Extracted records
+++++

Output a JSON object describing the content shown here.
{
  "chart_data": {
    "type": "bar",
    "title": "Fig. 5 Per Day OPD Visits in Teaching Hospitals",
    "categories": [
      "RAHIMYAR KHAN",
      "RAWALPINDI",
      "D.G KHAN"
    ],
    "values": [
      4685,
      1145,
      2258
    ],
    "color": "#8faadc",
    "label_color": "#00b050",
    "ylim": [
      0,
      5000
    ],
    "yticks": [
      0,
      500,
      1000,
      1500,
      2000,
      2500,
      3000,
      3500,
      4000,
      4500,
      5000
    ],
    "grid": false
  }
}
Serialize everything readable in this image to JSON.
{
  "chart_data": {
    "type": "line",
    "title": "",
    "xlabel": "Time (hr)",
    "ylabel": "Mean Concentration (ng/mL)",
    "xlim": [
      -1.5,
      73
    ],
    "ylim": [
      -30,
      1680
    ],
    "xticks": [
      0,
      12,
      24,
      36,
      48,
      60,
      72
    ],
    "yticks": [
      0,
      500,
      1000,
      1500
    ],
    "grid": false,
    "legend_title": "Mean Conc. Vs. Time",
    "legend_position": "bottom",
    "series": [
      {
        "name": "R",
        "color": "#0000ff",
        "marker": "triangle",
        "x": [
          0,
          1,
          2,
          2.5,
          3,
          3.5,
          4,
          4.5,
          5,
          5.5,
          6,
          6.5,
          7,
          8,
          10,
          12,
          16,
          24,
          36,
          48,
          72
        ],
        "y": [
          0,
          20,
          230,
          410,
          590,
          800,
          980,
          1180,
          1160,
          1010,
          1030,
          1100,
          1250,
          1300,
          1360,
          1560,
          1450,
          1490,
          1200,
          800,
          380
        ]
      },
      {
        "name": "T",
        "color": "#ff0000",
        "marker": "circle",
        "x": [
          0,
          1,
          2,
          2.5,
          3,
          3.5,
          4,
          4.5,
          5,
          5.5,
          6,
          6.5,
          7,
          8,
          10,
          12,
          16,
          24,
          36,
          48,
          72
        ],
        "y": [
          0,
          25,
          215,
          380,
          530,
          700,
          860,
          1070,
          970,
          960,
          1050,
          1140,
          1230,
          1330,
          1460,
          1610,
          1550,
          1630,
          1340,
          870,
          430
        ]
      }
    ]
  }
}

+++++

Copy each line in the data that holds the word "JSON".

Output a JSON object describing the content shown here.
Serialize everything readable in this image to JSON.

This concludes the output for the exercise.